[Task details] Will you extract the entries word for word? Images should not appear in the copy.

Dataset entries

********

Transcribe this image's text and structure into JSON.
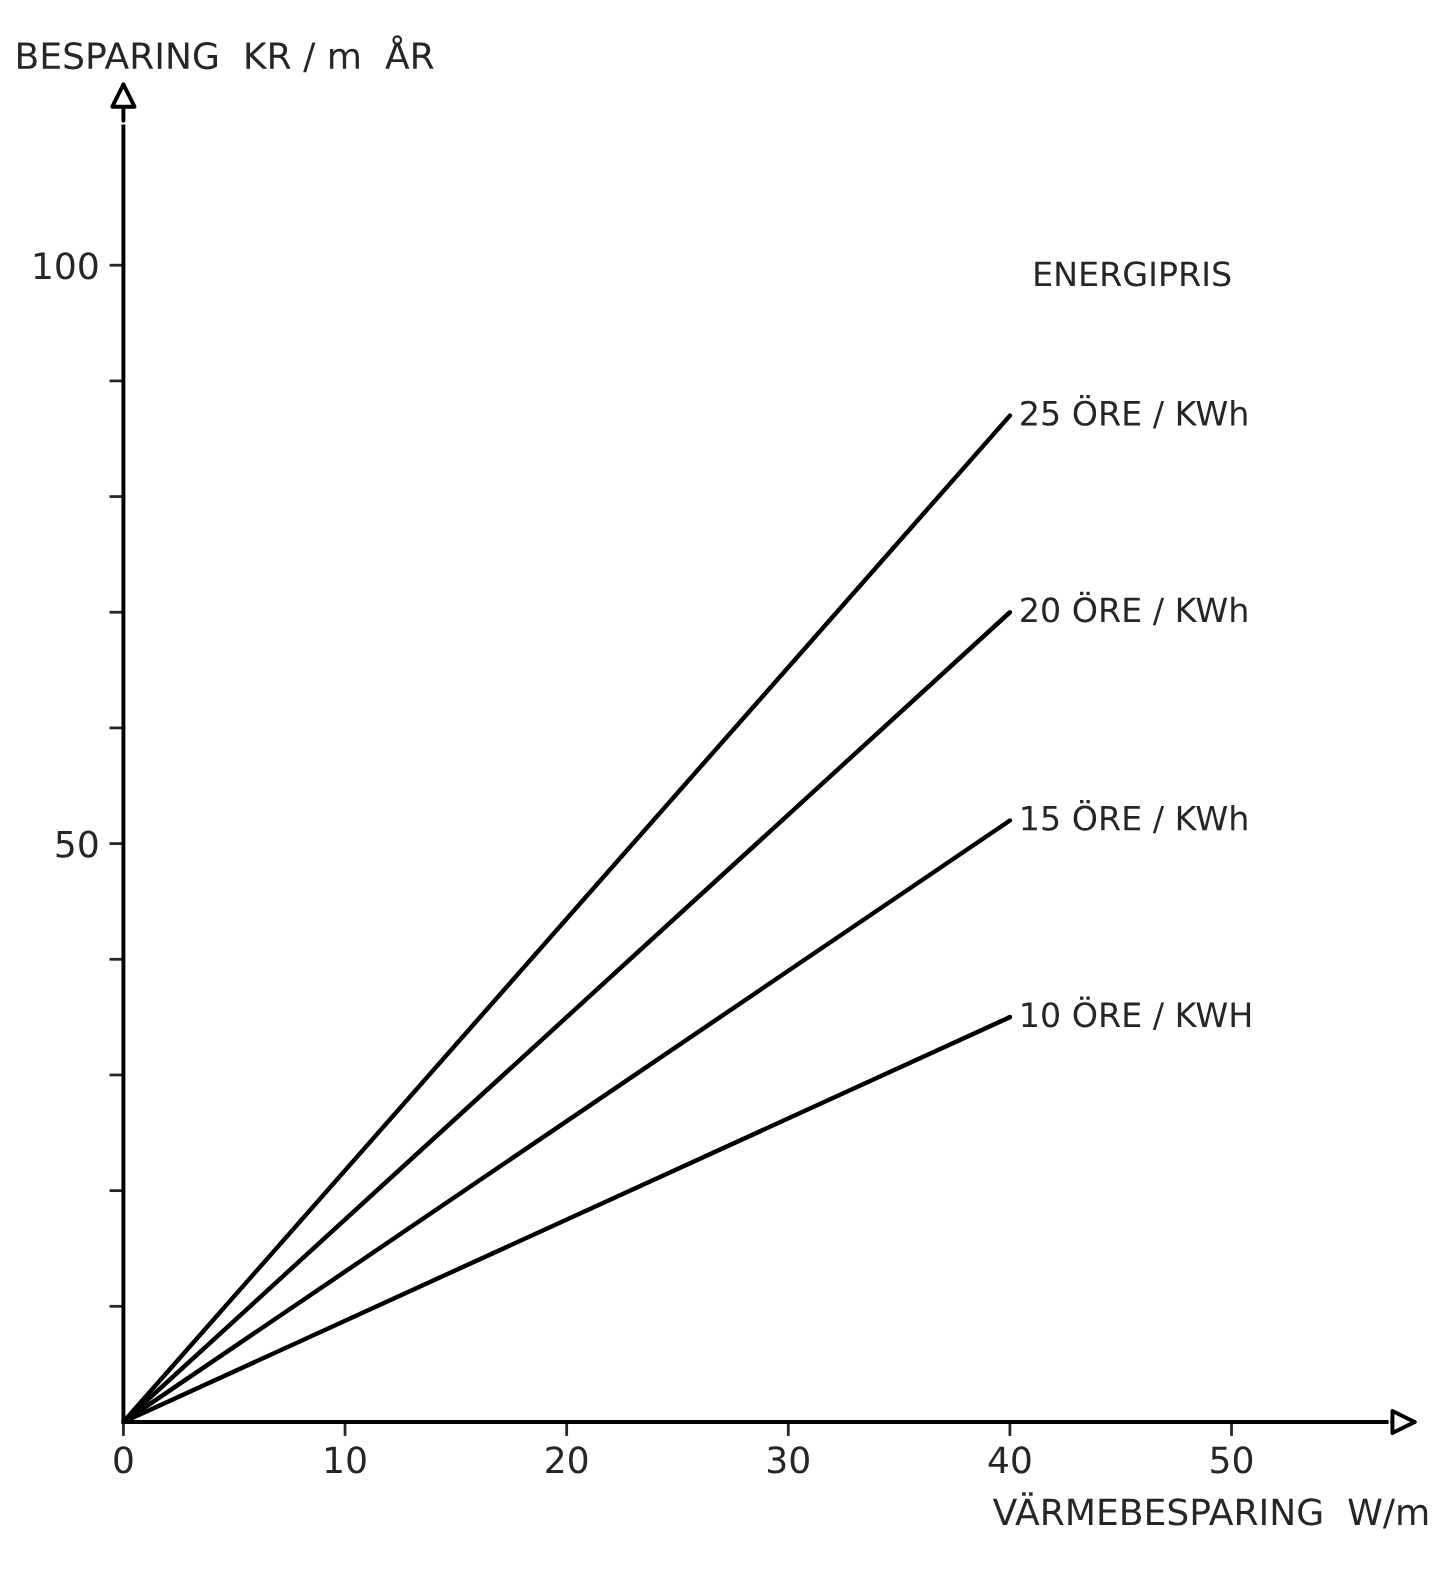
{
  "chart_data": {
    "type": "line",
    "xlabel": "VÄRMEBESPARING  W/m",
    "ylabel": "BESPARING  KR / m  ÅR",
    "legend_title": "ENERGIPRIS",
    "x": [
      0,
      40
    ],
    "series": [
      {
        "name": "25 ÖRE / KWh",
        "color": "#000000",
        "values": [
          0,
          87
        ]
      },
      {
        "name": "20 ÖRE / KWh",
        "color": "#000000",
        "values": [
          0,
          70
        ]
      },
      {
        "name": "15 ÖRE / KWh",
        "color": "#000000",
        "values": [
          0,
          52
        ]
      },
      {
        "name": "10 ÖRE / KWH",
        "color": "#000000",
        "values": [
          0,
          35
        ]
      }
    ],
    "xlim": [
      0,
      57
    ],
    "ylim": [
      0,
      112
    ],
    "xticks": [
      0,
      10,
      20,
      30,
      40,
      50
    ],
    "yticks": [
      {
        "value": 10,
        "label": null
      },
      {
        "value": 20,
        "label": null
      },
      {
        "value": 30,
        "label": null
      },
      {
        "value": 40,
        "label": null
      },
      50,
      {
        "value": 60,
        "label": null
      },
      {
        "value": 70,
        "label": null
      },
      {
        "value": 80,
        "label": null
      },
      {
        "value": 90,
        "label": null
      },
      100
    ],
    "grid": false,
    "legend": false,
    "marker": "none",
    "line_style": "solid"
  }
}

********

[Task solution]
Transcribe this image's text and structure into JSON.
{
  "chart_data": {
    "type": "line",
    "xlabel": "VÄRMEBESPARING  W/m",
    "ylabel": "BESPARING  KR / m  ÅR",
    "legend_title": "ENERGIPRIS",
    "x": [
      0,
      40
    ],
    "series": [
      {
        "name": "25 ÖRE / KWh",
        "color": "#000000",
        "values": [
          0,
          87
        ]
      },
      {
        "name": "20 ÖRE / KWh",
        "color": "#000000",
        "values": [
          0,
          70
        ]
      },
      {
        "name": "15 ÖRE / KWh",
        "color": "#000000",
        "values": [
          0,
          52
        ]
      },
      {
        "name": "10 ÖRE / KWH",
        "color": "#000000",
        "values": [
          0,
          35
        ]
      }
    ],
    "xlim": [
      0,
      57
    ],
    "ylim": [
      0,
      112
    ],
    "xticks": [
      0,
      10,
      20,
      30,
      40,
      50
    ],
    "yticks": [
      {
        "value": 10,
        "label": null
      },
      {
        "value": 20,
        "label": null
      },
      {
        "value": 30,
        "label": null
      },
      {
        "value": 40,
        "label": null
      },
      50,
      {
        "value": 60,
        "label": null
      },
      {
        "value": 70,
        "label": null
      },
      {
        "value": 80,
        "label": null
      },
      {
        "value": 90,
        "label": null
      },
      100
    ],
    "grid": false,
    "legend": false,
    "marker": "none",
    "line_style": "solid"
  }
}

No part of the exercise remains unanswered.